▶ **WRITTEN EXERCISE**: How many lines in the listing below contain the string "expand"? Reply with the number alone.

Lines of data
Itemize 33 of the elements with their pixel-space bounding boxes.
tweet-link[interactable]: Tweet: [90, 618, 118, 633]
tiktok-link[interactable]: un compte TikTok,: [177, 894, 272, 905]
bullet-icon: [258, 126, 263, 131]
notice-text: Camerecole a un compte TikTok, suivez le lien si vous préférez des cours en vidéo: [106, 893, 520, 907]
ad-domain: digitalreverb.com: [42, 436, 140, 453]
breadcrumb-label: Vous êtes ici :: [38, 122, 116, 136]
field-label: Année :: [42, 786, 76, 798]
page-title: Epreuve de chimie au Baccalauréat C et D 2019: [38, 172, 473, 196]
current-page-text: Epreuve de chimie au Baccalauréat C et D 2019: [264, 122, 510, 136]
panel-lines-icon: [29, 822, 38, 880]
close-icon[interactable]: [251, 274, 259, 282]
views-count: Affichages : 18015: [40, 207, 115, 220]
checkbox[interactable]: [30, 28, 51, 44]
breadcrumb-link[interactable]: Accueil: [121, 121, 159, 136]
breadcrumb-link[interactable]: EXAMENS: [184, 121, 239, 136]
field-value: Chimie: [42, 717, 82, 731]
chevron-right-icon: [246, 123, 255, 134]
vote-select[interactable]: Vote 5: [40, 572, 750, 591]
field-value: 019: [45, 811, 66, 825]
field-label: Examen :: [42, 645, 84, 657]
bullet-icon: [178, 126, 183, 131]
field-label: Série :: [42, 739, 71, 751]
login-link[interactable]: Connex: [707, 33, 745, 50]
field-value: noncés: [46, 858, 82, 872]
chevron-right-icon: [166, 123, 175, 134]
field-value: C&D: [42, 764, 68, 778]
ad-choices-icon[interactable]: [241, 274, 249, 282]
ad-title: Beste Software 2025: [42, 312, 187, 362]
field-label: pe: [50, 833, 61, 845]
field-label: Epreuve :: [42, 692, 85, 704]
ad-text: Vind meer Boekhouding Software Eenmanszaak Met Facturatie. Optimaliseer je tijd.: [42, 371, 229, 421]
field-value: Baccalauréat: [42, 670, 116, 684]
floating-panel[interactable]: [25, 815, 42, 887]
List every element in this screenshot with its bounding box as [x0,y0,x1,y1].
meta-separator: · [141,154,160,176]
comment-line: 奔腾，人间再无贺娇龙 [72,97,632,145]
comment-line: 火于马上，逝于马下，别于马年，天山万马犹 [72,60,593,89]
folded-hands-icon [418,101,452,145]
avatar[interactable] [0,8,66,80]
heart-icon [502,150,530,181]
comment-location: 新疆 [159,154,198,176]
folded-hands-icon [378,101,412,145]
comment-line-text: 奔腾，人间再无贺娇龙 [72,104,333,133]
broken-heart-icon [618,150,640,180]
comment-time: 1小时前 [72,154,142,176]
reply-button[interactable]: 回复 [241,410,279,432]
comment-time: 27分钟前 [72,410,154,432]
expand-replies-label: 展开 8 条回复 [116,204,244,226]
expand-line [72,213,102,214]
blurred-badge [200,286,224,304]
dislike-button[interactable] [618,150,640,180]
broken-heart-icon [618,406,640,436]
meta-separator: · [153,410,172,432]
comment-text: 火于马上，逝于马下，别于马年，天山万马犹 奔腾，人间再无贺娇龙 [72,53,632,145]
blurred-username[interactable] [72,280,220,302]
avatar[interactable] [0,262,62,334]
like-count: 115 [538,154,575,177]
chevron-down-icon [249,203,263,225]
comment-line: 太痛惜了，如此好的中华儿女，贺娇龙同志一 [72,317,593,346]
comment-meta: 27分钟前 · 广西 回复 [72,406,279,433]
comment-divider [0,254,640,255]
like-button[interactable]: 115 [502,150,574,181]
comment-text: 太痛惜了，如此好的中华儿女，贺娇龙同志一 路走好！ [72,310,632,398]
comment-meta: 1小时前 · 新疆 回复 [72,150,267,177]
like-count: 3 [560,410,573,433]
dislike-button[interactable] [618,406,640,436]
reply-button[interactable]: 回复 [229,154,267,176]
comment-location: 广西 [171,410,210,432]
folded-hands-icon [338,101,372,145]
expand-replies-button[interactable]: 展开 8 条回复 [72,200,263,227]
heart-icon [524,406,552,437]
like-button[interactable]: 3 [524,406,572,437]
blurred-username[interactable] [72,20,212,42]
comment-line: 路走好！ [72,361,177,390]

▶ **FINISHED TASK**: 3